[Structured figure records]
--- --- ---

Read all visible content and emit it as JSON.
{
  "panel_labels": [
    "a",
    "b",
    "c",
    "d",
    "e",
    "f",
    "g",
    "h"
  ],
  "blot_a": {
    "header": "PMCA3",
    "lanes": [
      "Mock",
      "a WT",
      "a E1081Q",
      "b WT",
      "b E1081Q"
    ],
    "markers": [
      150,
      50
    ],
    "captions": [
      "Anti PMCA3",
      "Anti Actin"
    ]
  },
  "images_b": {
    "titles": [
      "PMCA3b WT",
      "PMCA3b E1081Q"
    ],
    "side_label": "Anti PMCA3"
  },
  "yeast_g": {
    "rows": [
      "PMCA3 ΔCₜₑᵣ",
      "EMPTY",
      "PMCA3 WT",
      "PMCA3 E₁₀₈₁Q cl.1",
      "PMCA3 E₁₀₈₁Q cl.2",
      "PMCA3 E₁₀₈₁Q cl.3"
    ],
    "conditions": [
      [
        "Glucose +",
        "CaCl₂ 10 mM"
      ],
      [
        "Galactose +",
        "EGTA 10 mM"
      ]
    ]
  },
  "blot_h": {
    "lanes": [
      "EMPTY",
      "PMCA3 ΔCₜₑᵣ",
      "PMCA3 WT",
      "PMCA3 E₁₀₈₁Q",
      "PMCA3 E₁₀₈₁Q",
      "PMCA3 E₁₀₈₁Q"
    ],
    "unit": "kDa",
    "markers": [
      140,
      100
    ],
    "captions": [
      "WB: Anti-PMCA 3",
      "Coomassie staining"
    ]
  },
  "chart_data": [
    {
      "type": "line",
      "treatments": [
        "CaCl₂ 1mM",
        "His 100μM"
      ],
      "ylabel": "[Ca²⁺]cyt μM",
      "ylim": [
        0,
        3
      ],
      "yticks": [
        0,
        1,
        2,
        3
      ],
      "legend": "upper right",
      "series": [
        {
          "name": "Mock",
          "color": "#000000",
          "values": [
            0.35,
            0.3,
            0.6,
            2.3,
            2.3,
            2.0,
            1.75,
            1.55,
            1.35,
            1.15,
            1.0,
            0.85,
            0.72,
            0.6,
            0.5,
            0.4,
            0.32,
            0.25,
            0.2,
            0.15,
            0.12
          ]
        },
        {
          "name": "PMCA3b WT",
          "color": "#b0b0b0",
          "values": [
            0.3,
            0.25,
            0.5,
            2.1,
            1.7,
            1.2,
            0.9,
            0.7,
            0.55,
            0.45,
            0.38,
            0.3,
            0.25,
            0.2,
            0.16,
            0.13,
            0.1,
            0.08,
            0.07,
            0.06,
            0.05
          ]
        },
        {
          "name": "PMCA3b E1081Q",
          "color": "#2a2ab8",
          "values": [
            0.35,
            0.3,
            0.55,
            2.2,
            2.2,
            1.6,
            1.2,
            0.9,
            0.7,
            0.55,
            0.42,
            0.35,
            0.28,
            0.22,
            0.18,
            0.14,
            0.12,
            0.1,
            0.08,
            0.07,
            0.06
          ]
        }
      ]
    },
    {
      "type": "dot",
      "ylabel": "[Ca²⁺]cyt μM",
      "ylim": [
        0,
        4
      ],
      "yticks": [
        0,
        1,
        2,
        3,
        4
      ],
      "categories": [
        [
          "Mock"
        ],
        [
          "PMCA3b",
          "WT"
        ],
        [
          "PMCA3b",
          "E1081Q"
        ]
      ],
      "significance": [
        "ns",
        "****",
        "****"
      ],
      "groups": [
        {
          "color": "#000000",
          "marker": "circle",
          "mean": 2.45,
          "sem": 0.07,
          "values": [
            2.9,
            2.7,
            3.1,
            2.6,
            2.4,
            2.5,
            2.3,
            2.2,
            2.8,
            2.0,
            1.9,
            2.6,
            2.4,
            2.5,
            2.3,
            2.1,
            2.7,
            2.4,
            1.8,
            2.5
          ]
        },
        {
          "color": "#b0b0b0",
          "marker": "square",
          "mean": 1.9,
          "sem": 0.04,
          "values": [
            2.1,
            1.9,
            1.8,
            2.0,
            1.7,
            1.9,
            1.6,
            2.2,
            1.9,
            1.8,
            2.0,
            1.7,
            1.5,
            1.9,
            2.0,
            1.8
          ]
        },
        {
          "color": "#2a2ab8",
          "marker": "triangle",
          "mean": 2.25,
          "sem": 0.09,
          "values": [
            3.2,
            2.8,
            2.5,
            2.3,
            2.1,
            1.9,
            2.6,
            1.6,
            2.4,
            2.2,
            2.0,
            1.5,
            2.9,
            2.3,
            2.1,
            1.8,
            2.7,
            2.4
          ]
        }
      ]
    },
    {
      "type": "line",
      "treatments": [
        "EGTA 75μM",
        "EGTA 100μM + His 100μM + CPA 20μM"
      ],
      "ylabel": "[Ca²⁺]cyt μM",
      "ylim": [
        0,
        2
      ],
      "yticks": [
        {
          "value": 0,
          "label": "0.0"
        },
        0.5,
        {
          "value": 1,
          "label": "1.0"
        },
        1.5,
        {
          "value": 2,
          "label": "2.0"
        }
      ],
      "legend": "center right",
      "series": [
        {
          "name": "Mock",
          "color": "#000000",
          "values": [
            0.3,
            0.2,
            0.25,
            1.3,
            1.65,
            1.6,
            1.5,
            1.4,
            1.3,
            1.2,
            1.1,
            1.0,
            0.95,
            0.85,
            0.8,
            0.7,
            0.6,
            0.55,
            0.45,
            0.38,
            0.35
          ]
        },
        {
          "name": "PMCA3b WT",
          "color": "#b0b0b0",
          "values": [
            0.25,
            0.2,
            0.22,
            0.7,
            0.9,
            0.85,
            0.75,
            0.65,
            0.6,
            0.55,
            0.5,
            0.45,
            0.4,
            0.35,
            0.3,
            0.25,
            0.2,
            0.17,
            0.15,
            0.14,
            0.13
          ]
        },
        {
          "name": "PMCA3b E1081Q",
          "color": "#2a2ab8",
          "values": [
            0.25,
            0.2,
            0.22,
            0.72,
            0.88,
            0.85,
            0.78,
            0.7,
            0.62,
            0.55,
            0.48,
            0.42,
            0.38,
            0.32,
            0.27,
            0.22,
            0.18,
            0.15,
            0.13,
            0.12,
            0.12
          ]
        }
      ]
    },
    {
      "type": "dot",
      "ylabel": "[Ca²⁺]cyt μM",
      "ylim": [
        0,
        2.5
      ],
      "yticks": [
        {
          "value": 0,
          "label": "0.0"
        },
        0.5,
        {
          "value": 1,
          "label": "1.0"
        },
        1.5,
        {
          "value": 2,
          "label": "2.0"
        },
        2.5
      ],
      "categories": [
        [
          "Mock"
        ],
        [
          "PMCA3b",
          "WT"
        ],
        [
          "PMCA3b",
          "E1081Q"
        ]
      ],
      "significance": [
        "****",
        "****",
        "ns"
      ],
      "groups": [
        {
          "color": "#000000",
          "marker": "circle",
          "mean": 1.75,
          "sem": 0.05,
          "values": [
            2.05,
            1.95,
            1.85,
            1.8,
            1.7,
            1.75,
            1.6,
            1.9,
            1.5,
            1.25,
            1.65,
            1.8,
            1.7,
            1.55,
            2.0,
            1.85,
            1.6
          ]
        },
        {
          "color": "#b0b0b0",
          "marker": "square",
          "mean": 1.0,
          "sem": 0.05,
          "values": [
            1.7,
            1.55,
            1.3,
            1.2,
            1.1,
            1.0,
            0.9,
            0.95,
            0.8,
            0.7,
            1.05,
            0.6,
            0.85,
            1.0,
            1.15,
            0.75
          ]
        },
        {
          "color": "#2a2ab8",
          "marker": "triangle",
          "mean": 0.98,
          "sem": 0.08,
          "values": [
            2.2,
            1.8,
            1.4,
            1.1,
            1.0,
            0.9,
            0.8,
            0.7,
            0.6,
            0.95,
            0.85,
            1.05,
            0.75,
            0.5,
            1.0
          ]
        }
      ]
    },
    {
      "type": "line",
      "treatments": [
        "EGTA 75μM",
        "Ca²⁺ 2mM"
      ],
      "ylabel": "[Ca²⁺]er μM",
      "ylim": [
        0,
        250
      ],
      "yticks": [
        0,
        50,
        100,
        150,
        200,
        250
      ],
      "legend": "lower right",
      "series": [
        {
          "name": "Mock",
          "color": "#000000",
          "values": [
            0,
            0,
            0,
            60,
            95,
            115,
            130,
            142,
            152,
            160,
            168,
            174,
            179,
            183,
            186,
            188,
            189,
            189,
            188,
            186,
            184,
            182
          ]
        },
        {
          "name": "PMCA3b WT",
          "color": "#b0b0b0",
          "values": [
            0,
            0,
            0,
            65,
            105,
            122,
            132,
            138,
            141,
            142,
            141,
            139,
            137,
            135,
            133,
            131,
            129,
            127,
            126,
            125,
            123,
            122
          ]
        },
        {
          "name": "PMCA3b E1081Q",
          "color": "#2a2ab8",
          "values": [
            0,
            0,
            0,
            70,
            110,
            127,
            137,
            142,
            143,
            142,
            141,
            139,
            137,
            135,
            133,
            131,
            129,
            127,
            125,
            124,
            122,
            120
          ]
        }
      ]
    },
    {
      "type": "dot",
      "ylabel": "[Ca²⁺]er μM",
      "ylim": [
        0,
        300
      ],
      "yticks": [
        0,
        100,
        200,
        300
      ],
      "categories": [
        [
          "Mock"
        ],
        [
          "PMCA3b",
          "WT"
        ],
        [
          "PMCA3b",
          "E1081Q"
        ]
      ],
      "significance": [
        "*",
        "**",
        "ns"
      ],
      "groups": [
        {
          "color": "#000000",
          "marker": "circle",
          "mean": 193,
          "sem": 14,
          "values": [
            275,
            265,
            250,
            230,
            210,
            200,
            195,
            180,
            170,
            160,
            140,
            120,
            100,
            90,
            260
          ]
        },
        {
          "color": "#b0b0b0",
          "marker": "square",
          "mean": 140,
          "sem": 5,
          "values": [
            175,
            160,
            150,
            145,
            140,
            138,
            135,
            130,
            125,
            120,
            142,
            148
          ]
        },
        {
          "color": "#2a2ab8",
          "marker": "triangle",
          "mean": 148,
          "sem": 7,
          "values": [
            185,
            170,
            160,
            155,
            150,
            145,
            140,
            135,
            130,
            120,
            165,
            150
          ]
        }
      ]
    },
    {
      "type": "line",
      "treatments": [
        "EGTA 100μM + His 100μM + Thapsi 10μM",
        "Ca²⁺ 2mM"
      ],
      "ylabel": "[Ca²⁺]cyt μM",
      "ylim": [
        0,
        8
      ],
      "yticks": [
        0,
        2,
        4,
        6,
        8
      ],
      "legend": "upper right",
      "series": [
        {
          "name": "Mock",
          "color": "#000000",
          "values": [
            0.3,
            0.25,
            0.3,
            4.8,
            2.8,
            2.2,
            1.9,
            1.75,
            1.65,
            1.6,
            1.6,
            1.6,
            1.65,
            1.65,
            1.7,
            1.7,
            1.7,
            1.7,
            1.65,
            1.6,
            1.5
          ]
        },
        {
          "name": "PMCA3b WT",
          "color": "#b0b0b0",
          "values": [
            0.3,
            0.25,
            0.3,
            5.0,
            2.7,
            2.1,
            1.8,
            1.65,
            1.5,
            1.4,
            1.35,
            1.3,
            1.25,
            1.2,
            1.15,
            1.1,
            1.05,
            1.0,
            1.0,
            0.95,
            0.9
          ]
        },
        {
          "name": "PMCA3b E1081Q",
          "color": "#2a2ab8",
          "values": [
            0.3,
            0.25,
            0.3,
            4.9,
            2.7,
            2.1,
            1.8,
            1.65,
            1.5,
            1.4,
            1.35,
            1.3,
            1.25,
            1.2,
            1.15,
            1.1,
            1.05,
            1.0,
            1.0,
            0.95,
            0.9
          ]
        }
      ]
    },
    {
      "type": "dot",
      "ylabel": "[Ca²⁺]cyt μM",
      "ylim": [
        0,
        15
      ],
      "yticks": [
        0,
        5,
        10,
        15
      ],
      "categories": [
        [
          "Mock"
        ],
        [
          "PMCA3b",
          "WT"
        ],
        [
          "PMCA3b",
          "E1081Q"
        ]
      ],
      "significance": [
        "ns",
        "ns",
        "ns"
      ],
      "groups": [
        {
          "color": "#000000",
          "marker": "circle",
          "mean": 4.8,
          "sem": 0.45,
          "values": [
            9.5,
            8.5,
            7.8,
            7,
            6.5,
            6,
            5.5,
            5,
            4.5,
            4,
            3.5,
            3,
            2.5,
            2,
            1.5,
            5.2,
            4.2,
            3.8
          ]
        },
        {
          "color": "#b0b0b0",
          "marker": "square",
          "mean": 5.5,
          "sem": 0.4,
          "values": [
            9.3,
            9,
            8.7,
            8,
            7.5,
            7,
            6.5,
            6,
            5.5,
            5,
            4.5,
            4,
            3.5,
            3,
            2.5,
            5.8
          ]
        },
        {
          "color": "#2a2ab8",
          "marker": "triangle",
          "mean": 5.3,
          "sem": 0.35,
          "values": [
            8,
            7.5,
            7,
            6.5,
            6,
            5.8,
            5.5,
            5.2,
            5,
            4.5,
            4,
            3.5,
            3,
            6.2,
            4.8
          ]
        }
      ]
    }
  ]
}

--- --- ---

Copy out each line in the preceding records that contains "legend".

**TASK RESULT**
      "legend": "upper right",
      "legend": "center right",
      "legend": "lower right",
      "legend": "upper right",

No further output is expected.